Objective -> Select from the data all lines with the word "πατρὶς".

Data rows ->
● ● ●

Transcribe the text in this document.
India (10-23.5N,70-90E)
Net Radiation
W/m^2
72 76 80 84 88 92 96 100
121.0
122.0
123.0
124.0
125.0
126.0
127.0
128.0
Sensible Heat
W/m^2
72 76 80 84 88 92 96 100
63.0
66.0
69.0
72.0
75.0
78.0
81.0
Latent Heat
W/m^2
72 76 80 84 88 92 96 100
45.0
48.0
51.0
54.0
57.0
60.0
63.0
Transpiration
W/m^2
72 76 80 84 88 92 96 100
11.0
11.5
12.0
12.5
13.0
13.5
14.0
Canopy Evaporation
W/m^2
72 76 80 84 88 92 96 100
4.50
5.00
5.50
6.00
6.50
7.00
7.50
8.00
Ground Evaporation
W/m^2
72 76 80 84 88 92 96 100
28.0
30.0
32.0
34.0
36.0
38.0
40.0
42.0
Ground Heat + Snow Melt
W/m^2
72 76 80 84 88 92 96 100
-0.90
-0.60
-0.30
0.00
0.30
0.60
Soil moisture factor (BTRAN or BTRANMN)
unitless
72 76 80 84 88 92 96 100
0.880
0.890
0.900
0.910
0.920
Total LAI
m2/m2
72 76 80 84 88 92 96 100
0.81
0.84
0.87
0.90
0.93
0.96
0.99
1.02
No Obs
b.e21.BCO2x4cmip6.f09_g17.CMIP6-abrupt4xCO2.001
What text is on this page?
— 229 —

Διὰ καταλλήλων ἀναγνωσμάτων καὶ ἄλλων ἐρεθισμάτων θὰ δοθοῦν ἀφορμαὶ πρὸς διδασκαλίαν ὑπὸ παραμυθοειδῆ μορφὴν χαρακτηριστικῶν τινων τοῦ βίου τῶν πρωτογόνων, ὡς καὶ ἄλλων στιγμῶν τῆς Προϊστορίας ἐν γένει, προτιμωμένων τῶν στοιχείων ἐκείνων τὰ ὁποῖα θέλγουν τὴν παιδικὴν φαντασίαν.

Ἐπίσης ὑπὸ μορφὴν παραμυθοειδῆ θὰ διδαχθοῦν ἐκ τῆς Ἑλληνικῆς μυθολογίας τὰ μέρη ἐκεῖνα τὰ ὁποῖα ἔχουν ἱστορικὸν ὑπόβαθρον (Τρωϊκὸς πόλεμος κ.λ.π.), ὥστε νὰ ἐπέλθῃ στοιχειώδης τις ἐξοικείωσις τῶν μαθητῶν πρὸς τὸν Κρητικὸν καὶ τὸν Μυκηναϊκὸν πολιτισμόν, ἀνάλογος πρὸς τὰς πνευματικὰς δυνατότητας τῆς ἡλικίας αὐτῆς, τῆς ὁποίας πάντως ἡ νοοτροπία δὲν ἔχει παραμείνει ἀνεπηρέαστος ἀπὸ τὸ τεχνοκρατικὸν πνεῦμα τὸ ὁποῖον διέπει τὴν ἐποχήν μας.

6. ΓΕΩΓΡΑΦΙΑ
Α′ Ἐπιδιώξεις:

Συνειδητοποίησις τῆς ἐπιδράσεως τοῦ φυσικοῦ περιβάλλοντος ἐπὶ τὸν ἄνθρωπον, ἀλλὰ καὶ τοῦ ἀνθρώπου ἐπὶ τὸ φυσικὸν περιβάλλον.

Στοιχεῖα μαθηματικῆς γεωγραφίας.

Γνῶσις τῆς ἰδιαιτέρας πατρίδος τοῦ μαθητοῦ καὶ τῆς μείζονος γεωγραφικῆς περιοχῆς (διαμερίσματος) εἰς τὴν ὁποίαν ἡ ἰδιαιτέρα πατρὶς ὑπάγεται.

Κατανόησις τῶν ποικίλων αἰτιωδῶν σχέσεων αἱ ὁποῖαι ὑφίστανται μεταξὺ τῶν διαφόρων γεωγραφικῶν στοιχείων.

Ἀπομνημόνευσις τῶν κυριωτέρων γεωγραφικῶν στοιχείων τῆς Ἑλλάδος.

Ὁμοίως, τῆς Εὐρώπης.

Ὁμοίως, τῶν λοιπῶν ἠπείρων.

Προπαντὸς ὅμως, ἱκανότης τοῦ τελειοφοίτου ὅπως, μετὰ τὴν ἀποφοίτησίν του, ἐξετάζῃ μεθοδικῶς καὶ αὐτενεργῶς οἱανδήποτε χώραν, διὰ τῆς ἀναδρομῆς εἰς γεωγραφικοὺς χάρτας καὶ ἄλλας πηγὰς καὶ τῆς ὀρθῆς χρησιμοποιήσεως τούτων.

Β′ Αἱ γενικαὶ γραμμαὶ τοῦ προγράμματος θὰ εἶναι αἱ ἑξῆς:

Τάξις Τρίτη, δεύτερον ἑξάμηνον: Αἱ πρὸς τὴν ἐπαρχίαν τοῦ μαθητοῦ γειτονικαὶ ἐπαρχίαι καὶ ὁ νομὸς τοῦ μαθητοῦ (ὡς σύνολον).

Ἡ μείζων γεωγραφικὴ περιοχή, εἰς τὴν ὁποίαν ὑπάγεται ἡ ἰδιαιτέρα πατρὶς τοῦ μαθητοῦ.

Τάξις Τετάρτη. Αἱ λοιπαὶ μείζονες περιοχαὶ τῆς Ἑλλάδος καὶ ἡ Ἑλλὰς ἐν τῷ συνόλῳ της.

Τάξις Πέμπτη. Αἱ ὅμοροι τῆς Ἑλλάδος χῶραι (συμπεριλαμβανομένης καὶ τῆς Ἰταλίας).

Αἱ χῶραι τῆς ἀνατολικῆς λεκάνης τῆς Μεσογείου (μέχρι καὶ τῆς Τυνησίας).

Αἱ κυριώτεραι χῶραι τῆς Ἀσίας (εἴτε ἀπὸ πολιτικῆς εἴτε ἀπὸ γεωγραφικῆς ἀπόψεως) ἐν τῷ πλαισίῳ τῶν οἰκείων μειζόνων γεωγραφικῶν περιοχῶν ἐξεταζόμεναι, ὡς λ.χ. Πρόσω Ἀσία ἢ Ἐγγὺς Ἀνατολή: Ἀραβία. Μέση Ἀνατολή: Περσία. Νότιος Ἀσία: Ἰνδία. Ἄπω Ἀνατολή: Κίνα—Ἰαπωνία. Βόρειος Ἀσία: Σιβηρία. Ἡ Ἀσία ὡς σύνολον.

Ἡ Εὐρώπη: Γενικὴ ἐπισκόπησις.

● ● ●

Solution to the problem ->
Γνῶσις τῆς ἰδιαιτέρας πατρίδος τοῦ μαθητοῦ καὶ τῆς μείζονος γεωγραφικῆς περιοχῆς (διαμερίσματος) εἰς τὴν ὁποίαν ἡ ἰδιαιτέρα πατρὶς ὑπάγεται.
Ἡ μείζων γεωγραφικὴ περιοχή, εἰς τὴν ὁποίαν ὑπάγεται ἡ ἰδιαιτέρα πατρὶς τοῦ μαθητοῦ.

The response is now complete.